◆ Dataset items:
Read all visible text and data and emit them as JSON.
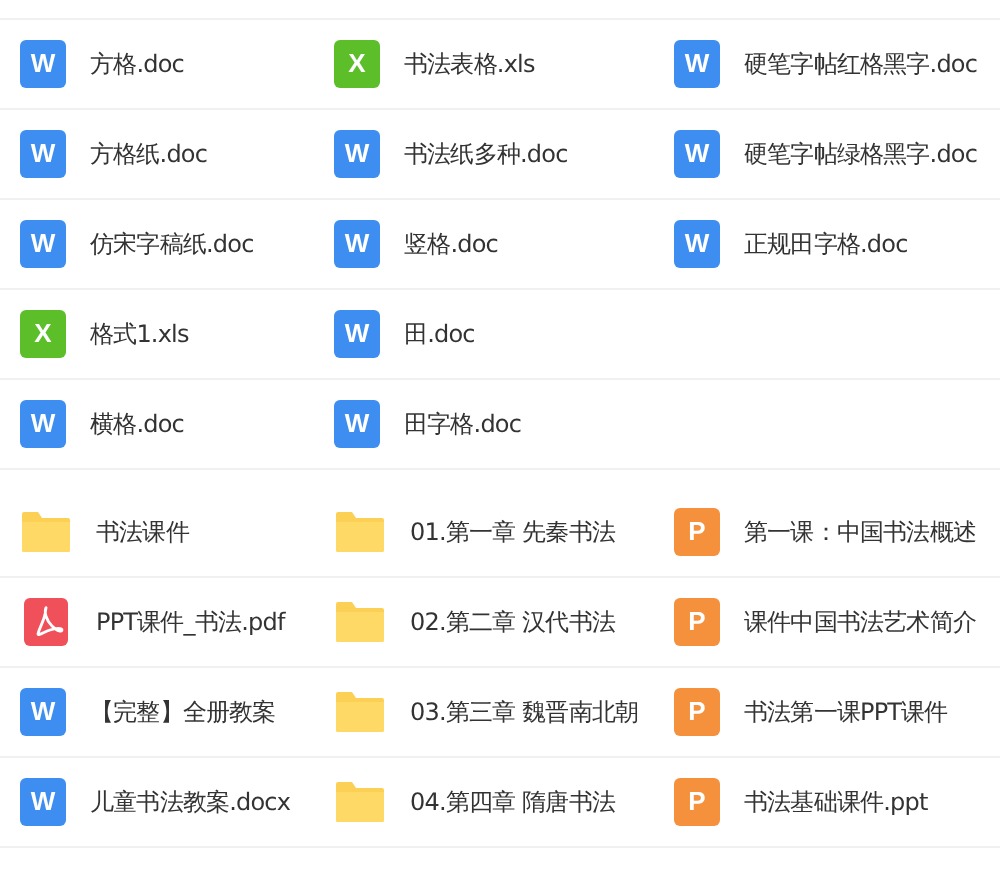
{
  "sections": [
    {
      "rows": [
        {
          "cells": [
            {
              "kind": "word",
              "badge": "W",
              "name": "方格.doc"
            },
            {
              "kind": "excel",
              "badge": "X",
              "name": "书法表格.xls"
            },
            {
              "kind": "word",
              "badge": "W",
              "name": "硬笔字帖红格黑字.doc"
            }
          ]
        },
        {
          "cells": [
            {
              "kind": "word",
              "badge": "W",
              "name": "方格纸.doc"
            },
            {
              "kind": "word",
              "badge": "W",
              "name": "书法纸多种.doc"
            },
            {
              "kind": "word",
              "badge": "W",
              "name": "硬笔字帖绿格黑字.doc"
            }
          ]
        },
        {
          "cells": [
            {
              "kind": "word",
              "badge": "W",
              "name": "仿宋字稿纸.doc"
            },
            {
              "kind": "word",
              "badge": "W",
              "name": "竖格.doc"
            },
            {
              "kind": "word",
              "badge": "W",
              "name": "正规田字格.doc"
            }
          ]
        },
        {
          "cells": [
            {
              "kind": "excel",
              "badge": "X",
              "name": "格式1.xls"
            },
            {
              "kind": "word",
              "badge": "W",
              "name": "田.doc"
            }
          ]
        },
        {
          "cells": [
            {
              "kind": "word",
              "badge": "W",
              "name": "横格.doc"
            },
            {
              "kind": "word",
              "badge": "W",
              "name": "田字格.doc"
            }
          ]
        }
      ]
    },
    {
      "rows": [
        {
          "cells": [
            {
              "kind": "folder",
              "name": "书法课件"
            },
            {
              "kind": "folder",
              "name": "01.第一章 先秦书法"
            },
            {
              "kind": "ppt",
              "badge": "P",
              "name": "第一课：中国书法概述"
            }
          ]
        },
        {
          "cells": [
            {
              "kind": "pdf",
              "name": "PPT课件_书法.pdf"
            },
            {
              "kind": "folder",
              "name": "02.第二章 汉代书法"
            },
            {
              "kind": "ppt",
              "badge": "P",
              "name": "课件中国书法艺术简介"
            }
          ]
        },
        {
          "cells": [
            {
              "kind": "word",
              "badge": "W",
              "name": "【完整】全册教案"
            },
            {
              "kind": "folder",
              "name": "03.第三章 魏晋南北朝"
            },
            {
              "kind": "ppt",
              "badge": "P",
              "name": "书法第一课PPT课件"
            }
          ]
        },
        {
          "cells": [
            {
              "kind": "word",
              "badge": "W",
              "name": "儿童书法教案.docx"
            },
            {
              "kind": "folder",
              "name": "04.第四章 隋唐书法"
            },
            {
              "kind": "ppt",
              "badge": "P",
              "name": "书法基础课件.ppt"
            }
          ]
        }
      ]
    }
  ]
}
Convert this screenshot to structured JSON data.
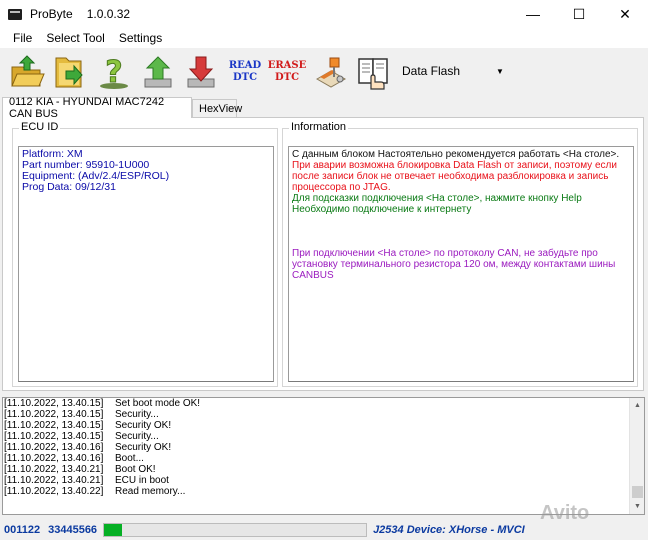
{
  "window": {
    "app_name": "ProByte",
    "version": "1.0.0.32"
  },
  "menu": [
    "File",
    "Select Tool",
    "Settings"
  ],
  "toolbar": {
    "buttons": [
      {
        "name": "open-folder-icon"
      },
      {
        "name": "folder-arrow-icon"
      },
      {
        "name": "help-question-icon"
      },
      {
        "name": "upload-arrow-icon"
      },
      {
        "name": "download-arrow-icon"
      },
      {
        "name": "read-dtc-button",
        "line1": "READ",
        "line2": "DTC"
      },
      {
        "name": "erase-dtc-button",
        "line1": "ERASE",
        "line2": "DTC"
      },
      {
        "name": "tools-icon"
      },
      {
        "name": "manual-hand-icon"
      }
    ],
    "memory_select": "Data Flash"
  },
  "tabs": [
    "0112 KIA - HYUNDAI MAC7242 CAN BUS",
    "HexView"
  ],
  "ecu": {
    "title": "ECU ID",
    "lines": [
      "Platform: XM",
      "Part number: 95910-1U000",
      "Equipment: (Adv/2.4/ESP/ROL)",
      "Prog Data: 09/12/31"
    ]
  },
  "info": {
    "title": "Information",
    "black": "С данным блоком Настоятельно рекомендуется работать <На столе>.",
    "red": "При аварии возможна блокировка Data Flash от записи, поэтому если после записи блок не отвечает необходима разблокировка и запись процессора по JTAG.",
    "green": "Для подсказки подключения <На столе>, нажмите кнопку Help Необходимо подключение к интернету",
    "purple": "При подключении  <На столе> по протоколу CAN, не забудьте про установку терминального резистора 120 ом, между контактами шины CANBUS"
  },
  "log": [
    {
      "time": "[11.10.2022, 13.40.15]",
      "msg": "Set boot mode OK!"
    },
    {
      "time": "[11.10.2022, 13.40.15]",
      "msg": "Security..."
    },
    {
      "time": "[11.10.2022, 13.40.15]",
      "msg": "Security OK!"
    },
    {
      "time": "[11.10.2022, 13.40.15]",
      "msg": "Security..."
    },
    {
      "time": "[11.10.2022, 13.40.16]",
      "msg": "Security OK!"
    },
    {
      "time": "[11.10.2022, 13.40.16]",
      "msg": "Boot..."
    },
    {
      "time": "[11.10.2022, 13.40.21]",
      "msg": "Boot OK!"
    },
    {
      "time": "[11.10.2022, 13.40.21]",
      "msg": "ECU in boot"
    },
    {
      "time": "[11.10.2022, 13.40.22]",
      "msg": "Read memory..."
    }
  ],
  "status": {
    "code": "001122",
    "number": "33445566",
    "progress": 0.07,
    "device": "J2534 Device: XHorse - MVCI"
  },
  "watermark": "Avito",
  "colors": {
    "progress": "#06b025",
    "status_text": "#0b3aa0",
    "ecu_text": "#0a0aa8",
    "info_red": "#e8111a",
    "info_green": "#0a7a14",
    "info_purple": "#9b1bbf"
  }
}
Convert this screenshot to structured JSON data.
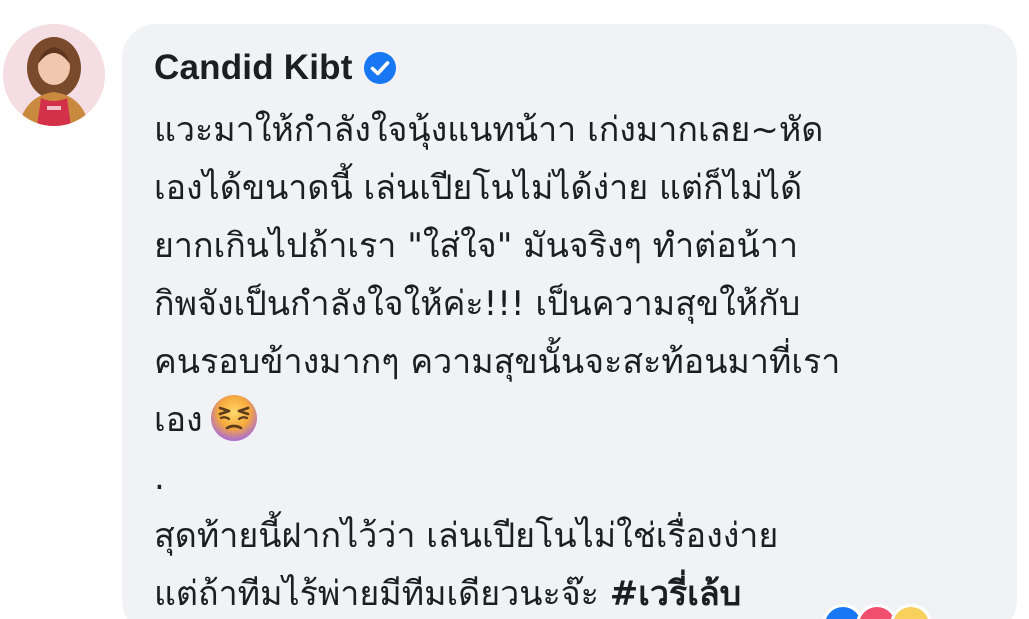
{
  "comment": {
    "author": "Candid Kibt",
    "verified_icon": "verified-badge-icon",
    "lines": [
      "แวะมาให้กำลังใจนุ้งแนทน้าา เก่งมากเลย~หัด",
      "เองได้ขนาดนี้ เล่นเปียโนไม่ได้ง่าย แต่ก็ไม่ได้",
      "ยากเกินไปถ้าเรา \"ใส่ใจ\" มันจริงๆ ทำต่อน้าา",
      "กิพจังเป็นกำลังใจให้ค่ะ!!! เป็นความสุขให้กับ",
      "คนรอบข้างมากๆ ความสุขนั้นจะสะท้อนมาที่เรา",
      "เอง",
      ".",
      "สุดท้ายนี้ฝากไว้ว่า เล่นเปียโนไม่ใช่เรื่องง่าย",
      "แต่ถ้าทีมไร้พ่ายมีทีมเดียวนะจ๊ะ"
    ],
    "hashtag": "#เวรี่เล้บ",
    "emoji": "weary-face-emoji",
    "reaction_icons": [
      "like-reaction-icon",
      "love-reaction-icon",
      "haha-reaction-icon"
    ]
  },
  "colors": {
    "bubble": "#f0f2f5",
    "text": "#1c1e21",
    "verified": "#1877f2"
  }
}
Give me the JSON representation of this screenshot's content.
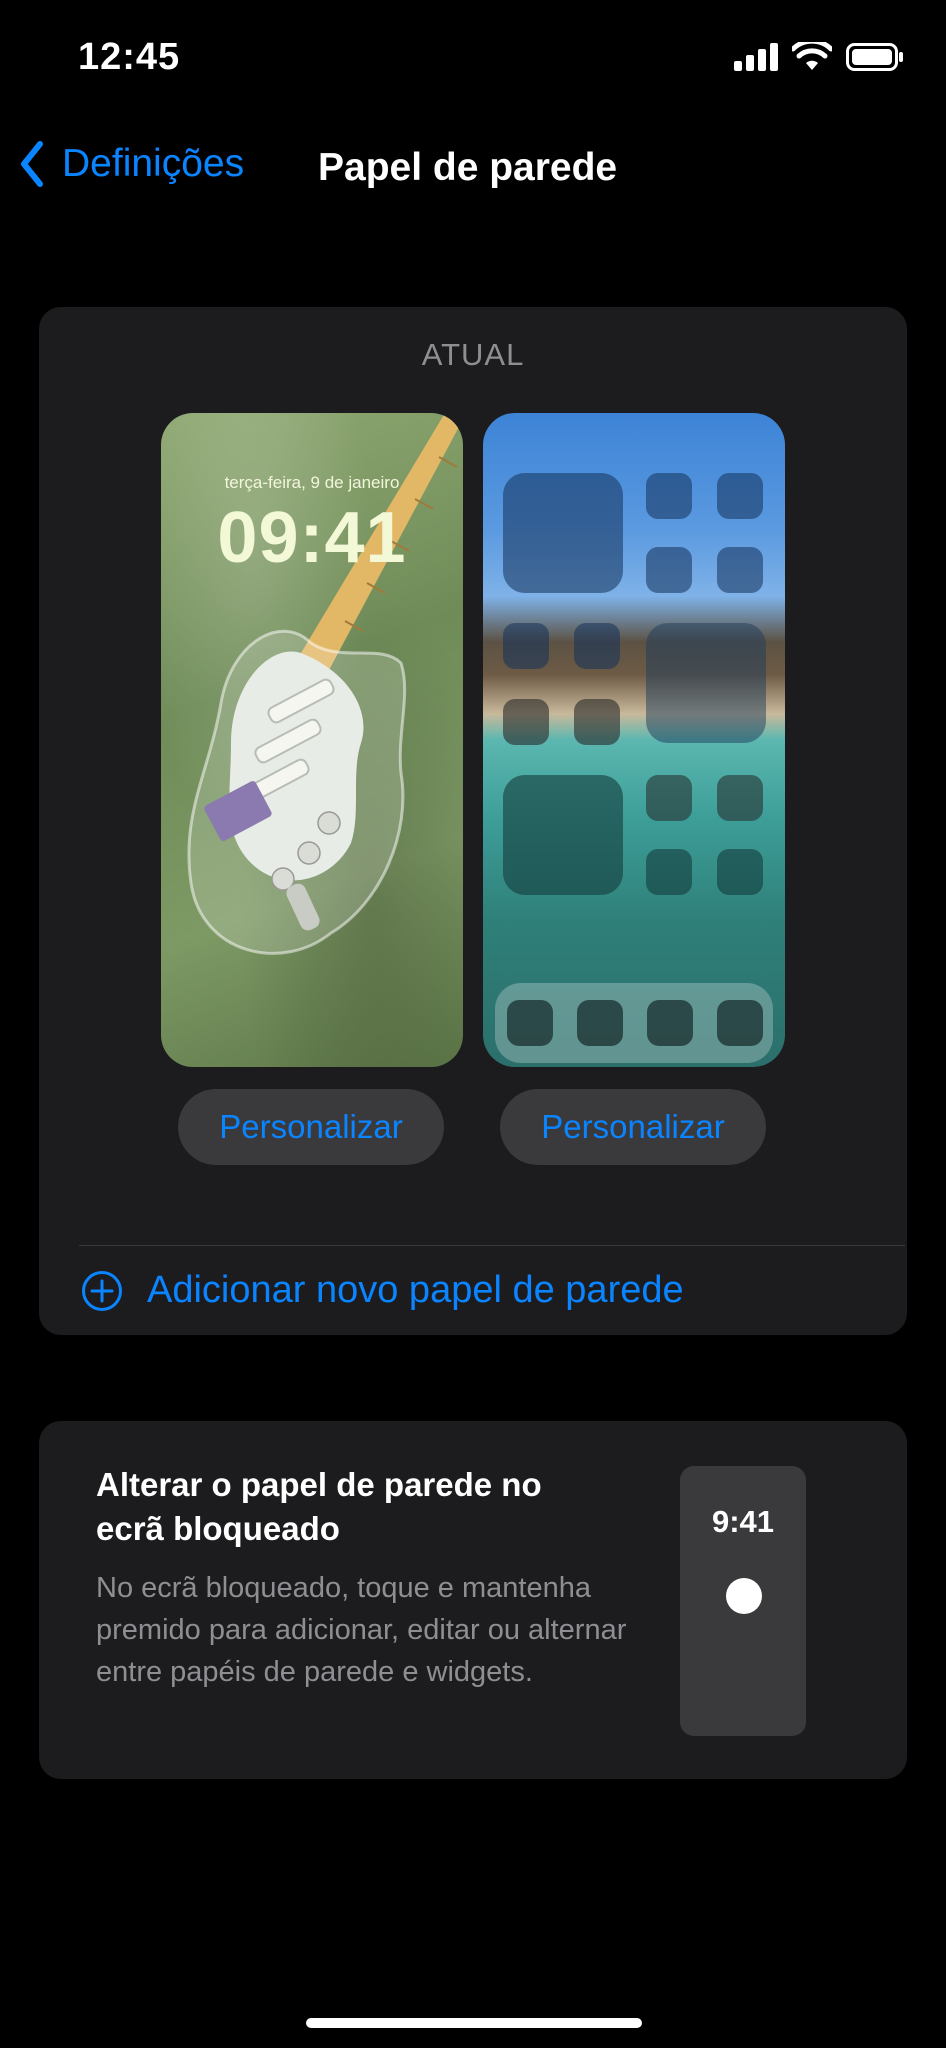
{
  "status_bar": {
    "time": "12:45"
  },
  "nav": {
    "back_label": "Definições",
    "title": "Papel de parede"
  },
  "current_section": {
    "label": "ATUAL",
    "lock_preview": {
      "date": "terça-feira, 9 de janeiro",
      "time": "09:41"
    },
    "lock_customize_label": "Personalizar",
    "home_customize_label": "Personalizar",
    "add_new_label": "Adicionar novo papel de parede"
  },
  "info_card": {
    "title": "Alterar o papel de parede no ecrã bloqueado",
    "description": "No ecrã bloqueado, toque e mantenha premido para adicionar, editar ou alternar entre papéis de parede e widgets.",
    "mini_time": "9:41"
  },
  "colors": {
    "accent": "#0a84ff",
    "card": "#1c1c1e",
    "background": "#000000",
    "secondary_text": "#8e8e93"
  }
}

◆ Exercise objective: Repeat the records above exactly, omitting every picture.

◆ Task output:
Read all visible text and data and emit them as JSON.
{
  "sections": [
    {
      "rows": [
        {
          "cells": [
            {
              "kind": "word",
              "badge": "W",
              "name": "方格.doc"
            },
            {
              "kind": "excel",
              "badge": "X",
              "name": "书法表格.xls"
            },
            {
              "kind": "word",
              "badge": "W",
              "name": "硬笔字帖红格黑字.doc"
            }
          ]
        },
        {
          "cells": [
            {
              "kind": "word",
              "badge": "W",
              "name": "方格纸.doc"
            },
            {
              "kind": "word",
              "badge": "W",
              "name": "书法纸多种.doc"
            },
            {
              "kind": "word",
              "badge": "W",
              "name": "硬笔字帖绿格黑字.doc"
            }
          ]
        },
        {
          "cells": [
            {
              "kind": "word",
              "badge": "W",
              "name": "仿宋字稿纸.doc"
            },
            {
              "kind": "word",
              "badge": "W",
              "name": "竖格.doc"
            },
            {
              "kind": "word",
              "badge": "W",
              "name": "正规田字格.doc"
            }
          ]
        },
        {
          "cells": [
            {
              "kind": "excel",
              "badge": "X",
              "name": "格式1.xls"
            },
            {
              "kind": "word",
              "badge": "W",
              "name": "田.doc"
            }
          ]
        },
        {
          "cells": [
            {
              "kind": "word",
              "badge": "W",
              "name": "横格.doc"
            },
            {
              "kind": "word",
              "badge": "W",
              "name": "田字格.doc"
            }
          ]
        }
      ]
    },
    {
      "rows": [
        {
          "cells": [
            {
              "kind": "folder",
              "name": "书法课件"
            },
            {
              "kind": "folder",
              "name": "01.第一章 先秦书法"
            },
            {
              "kind": "ppt",
              "badge": "P",
              "name": "第一课：中国书法概述"
            }
          ]
        },
        {
          "cells": [
            {
              "kind": "pdf",
              "name": "PPT课件_书法.pdf"
            },
            {
              "kind": "folder",
              "name": "02.第二章 汉代书法"
            },
            {
              "kind": "ppt",
              "badge": "P",
              "name": "课件中国书法艺术简介"
            }
          ]
        },
        {
          "cells": [
            {
              "kind": "word",
              "badge": "W",
              "name": "【完整】全册教案"
            },
            {
              "kind": "folder",
              "name": "03.第三章 魏晋南北朝"
            },
            {
              "kind": "ppt",
              "badge": "P",
              "name": "书法第一课PPT课件"
            }
          ]
        },
        {
          "cells": [
            {
              "kind": "word",
              "badge": "W",
              "name": "儿童书法教案.docx"
            },
            {
              "kind": "folder",
              "name": "04.第四章 隋唐书法"
            },
            {
              "kind": "ppt",
              "badge": "P",
              "name": "书法基础课件.ppt"
            }
          ]
        }
      ]
    }
  ]
}
Convert this screenshot to structured JSON data.
{
  "window": {
    "app_name": "ProByte",
    "version": "1.0.0.32"
  },
  "menu": [
    "File",
    "Select Tool",
    "Settings"
  ],
  "toolbar": {
    "buttons": [
      {
        "name": "open-folder-icon"
      },
      {
        "name": "folder-arrow-icon"
      },
      {
        "name": "help-question-icon"
      },
      {
        "name": "upload-arrow-icon"
      },
      {
        "name": "download-arrow-icon"
      },
      {
        "name": "read-dtc-button",
        "line1": "READ",
        "line2": "DTC"
      },
      {
        "name": "erase-dtc-button",
        "line1": "ERASE",
        "line2": "DTC"
      },
      {
        "name": "tools-icon"
      },
      {
        "name": "manual-hand-icon"
      }
    ],
    "memory_select": "Data Flash"
  },
  "tabs": [
    "0112 KIA - HYUNDAI MAC7242 CAN BUS",
    "HexView"
  ],
  "ecu": {
    "title": "ECU ID",
    "lines": [
      "Platform: XM",
      "Part number: 95910-1U000",
      "Equipment: (Adv/2.4/ESP/ROL)",
      "Prog Data: 09/12/31"
    ]
  },
  "info": {
    "title": "Information",
    "black": "С данным блоком Настоятельно рекомендуется работать <На столе>.",
    "red": "При аварии возможна блокировка Data Flash от записи, поэтому если после записи блок не отвечает необходима разблокировка и запись процессора по JTAG.",
    "green": "Для подсказки подключения <На столе>, нажмите кнопку Help Необходимо подключение к интернету",
    "purple": "При подключении  <На столе> по протоколу CAN, не забудьте про установку терминального резистора 120 ом, между контактами шины CANBUS"
  },
  "log": [
    {
      "time": "[11.10.2022, 13.40.15]",
      "msg": "Set boot mode OK!"
    },
    {
      "time": "[11.10.2022, 13.40.15]",
      "msg": "Security..."
    },
    {
      "time": "[11.10.2022, 13.40.15]",
      "msg": "Security OK!"
    },
    {
      "time": "[11.10.2022, 13.40.15]",
      "msg": "Security..."
    },
    {
      "time": "[11.10.2022, 13.40.16]",
      "msg": "Security OK!"
    },
    {
      "time": "[11.10.2022, 13.40.16]",
      "msg": "Boot..."
    },
    {
      "time": "[11.10.2022, 13.40.21]",
      "msg": "Boot OK!"
    },
    {
      "time": "[11.10.2022, 13.40.21]",
      "msg": "ECU in boot"
    },
    {
      "time": "[11.10.2022, 13.40.22]",
      "msg": "Read memory..."
    }
  ],
  "status": {
    "code": "001122",
    "number": "33445566",
    "progress": 0.07,
    "device": "J2534 Device: XHorse - MVCI"
  },
  "watermark": "Avito",
  "colors": {
    "progress": "#06b025",
    "status_text": "#0b3aa0",
    "ecu_text": "#0a0aa8",
    "info_red": "#e8111a",
    "info_green": "#0a7a14",
    "info_purple": "#9b1bbf"
  }
}
Convert this screenshot to structured JSON data.
{
  "comment": {
    "author": "Candid Kibt",
    "verified_icon": "verified-badge-icon",
    "lines": [
      "แวะมาให้กำลังใจนุ้งแนทน้าา เก่งมากเลย~หัด",
      "เองได้ขนาดนี้ เล่นเปียโนไม่ได้ง่าย แต่ก็ไม่ได้",
      "ยากเกินไปถ้าเรา \"ใส่ใจ\" มันจริงๆ ทำต่อน้าา",
      "กิพจังเป็นกำลังใจให้ค่ะ!!! เป็นความสุขให้กับ",
      "คนรอบข้างมากๆ ความสุขนั้นจะสะท้อนมาที่เรา",
      "เอง",
      ".",
      "สุดท้ายนี้ฝากไว้ว่า เล่นเปียโนไม่ใช่เรื่องง่าย",
      "แต่ถ้าทีมไร้พ่ายมีทีมเดียวนะจ๊ะ"
    ],
    "hashtag": "#เวรี่เล้บ",
    "emoji": "weary-face-emoji",
    "reaction_icons": [
      "like-reaction-icon",
      "love-reaction-icon",
      "haha-reaction-icon"
    ]
  },
  "colors": {
    "bubble": "#f0f2f5",
    "text": "#1c1e21",
    "verified": "#1877f2"
  }
}
Give me the JSON representation of this screenshot's content.
{
  "status_bar": {
    "time": "12:45"
  },
  "nav": {
    "back_label": "Definições",
    "title": "Papel de parede"
  },
  "current_section": {
    "label": "ATUAL",
    "lock_preview": {
      "date": "terça-feira, 9 de janeiro",
      "time": "09:41"
    },
    "lock_customize_label": "Personalizar",
    "home_customize_label": "Personalizar",
    "add_new_label": "Adicionar novo papel de parede"
  },
  "info_card": {
    "title": "Alterar o papel de parede no ecrã bloqueado",
    "description": "No ecrã bloqueado, toque e mantenha premido para adicionar, editar ou alternar entre papéis de parede e widgets.",
    "mini_time": "9:41"
  },
  "colors": {
    "accent": "#0a84ff",
    "card": "#1c1c1e",
    "background": "#000000",
    "secondary_text": "#8e8e93"
  }
}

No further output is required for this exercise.